Locate each line holding the string "mode" and copy it.

[BEGIN SUPPLIED ENTRIES]

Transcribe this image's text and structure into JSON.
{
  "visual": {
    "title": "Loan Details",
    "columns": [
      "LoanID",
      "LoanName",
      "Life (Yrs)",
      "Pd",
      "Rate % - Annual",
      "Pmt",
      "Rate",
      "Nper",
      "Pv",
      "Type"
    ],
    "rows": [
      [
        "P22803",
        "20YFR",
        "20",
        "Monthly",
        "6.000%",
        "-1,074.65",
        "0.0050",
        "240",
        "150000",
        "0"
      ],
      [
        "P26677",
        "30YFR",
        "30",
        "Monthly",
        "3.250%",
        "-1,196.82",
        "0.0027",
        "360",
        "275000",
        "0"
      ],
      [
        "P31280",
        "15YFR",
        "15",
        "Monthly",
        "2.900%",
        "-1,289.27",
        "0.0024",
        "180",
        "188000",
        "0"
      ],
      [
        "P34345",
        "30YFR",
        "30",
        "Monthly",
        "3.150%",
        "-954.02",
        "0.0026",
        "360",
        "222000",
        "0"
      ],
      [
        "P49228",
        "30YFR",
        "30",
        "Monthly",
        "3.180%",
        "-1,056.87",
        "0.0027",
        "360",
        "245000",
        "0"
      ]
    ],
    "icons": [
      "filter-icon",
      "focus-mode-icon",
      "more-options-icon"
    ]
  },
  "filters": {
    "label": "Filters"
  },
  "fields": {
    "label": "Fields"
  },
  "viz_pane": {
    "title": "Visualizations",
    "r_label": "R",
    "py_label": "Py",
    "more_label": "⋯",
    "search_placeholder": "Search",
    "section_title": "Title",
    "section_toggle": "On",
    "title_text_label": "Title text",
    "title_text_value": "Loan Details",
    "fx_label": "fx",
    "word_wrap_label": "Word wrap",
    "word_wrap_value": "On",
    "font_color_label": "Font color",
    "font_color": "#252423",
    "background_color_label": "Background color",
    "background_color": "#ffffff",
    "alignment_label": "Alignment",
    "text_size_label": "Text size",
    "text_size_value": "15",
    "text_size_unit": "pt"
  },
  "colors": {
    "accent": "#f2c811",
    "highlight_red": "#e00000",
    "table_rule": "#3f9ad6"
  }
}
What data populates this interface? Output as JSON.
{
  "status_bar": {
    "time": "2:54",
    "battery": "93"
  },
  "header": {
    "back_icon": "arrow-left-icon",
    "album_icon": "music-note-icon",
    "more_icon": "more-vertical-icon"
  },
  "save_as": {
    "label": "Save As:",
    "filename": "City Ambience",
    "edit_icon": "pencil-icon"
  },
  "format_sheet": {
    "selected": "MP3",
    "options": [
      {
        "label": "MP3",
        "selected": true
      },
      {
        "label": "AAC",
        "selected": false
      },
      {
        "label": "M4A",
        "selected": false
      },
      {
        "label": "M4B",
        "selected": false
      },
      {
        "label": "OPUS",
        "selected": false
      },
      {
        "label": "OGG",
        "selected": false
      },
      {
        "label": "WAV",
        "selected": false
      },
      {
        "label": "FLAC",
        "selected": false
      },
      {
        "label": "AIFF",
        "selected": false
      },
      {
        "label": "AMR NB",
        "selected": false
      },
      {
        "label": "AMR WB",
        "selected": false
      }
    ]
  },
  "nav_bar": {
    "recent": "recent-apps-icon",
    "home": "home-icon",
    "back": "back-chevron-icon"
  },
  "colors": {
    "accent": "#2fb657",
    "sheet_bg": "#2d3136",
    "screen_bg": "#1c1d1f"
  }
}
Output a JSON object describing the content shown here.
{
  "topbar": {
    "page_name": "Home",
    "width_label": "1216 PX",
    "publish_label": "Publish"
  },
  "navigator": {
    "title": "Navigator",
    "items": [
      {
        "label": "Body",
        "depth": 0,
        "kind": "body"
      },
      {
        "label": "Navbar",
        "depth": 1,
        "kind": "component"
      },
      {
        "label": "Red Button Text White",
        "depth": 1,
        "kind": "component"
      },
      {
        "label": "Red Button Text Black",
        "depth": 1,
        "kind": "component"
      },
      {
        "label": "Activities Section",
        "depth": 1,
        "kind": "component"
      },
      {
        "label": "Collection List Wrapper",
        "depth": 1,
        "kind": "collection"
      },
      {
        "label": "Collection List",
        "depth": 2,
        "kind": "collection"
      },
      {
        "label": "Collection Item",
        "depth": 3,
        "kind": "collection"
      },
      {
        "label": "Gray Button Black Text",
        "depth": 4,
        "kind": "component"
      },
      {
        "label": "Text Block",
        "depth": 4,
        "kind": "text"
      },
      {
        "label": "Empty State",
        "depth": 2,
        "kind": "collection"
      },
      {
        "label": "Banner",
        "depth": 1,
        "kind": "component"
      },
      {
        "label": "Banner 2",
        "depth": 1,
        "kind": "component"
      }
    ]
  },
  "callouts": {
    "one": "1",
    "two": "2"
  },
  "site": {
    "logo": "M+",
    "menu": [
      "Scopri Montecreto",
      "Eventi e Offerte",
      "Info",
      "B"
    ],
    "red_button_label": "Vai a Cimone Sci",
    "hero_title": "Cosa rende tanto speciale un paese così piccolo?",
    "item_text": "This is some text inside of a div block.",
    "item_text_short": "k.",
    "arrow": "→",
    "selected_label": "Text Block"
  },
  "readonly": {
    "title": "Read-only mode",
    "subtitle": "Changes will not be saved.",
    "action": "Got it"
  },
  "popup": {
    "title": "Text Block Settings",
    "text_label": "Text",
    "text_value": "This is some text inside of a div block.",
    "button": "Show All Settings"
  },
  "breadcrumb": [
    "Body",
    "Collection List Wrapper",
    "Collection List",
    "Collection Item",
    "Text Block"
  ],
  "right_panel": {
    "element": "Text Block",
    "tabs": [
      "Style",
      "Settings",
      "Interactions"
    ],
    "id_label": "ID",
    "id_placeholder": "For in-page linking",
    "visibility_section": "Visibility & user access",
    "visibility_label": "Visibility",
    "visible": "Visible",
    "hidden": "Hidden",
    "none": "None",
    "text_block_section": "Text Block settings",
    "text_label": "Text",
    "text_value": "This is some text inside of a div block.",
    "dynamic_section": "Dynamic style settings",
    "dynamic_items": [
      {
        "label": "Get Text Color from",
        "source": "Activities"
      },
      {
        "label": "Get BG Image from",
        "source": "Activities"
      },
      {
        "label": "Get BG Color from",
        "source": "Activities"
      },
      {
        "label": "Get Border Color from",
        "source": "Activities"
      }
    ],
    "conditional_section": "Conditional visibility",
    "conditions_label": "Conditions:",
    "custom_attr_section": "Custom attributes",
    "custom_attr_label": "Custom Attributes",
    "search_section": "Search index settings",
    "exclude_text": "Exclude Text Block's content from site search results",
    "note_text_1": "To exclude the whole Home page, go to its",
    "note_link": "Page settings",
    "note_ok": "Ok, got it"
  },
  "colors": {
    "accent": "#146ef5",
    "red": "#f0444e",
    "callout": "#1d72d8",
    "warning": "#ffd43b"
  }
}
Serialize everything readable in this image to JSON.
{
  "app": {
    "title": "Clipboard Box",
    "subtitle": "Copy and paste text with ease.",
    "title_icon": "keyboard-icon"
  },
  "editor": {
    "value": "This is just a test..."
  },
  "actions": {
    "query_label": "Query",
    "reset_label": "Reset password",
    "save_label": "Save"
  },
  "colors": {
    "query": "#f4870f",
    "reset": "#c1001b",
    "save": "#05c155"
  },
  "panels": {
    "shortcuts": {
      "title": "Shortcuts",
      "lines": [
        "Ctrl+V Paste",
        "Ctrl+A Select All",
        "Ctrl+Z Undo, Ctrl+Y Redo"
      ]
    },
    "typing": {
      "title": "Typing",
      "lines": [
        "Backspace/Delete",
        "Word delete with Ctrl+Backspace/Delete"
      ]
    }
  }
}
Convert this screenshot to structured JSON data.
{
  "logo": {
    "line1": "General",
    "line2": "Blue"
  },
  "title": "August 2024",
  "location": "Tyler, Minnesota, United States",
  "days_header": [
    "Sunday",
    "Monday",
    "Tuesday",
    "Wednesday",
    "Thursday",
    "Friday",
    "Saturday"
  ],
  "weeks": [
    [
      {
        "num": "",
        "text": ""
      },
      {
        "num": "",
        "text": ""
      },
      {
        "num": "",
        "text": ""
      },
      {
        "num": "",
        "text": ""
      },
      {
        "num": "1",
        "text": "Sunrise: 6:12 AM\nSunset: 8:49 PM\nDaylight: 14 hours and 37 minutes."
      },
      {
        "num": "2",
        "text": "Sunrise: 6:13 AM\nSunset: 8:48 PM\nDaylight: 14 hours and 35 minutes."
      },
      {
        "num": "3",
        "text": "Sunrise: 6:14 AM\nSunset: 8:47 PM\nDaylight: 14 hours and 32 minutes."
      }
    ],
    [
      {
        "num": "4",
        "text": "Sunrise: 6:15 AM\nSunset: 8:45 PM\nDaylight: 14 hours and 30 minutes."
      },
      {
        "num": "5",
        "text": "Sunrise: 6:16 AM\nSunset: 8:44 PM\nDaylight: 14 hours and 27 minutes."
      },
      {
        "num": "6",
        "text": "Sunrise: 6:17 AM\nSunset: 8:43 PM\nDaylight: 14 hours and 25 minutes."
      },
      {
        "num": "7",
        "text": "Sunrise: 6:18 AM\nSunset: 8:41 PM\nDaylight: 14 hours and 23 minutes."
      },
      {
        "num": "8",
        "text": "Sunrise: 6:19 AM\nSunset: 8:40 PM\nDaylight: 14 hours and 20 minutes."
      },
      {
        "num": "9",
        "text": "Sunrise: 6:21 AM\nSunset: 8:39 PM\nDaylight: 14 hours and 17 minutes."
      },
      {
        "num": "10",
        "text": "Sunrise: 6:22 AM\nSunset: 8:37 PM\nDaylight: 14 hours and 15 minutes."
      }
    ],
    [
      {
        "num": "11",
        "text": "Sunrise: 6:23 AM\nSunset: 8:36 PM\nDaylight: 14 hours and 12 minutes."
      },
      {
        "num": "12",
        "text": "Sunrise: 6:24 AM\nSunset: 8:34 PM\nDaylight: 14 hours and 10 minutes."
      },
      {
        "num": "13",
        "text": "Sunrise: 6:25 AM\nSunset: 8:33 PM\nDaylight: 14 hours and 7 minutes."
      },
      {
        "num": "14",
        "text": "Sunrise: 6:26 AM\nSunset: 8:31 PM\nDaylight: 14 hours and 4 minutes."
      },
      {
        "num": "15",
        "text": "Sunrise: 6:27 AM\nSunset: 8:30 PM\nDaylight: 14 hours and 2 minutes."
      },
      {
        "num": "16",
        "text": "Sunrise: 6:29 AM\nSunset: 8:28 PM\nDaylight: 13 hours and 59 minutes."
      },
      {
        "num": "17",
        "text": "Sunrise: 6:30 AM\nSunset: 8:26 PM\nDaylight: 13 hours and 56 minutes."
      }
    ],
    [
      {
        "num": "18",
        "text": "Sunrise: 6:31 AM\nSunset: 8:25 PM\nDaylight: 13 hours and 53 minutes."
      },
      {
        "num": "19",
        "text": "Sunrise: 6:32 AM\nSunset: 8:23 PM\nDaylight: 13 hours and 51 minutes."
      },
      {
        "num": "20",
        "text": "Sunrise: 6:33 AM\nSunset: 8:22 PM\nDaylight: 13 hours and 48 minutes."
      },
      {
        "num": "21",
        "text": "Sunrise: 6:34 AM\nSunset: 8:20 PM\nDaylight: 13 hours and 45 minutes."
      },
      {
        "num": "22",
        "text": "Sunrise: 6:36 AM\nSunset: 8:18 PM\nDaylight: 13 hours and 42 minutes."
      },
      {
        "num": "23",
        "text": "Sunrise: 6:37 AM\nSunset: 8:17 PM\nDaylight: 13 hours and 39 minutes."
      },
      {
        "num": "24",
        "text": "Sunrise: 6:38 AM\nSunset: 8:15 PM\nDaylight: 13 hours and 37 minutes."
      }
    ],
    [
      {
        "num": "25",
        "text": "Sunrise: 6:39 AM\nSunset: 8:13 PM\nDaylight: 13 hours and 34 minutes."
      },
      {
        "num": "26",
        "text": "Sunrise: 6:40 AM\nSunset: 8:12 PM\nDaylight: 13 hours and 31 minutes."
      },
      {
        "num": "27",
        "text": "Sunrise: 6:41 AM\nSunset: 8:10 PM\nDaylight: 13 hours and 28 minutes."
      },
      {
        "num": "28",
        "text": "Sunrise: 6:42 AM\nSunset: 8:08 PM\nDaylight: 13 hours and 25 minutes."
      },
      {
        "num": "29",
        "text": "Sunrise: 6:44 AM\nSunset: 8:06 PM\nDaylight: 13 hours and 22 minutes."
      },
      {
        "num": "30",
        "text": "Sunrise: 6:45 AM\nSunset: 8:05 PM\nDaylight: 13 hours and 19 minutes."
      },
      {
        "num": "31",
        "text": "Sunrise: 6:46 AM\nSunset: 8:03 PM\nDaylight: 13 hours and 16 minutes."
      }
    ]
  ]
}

[END SUPPLIED ENTRIES]

SOLUTION FOR THIS PROBLEM:
      "focus-mode-icon",
    "title": "Read-only mode",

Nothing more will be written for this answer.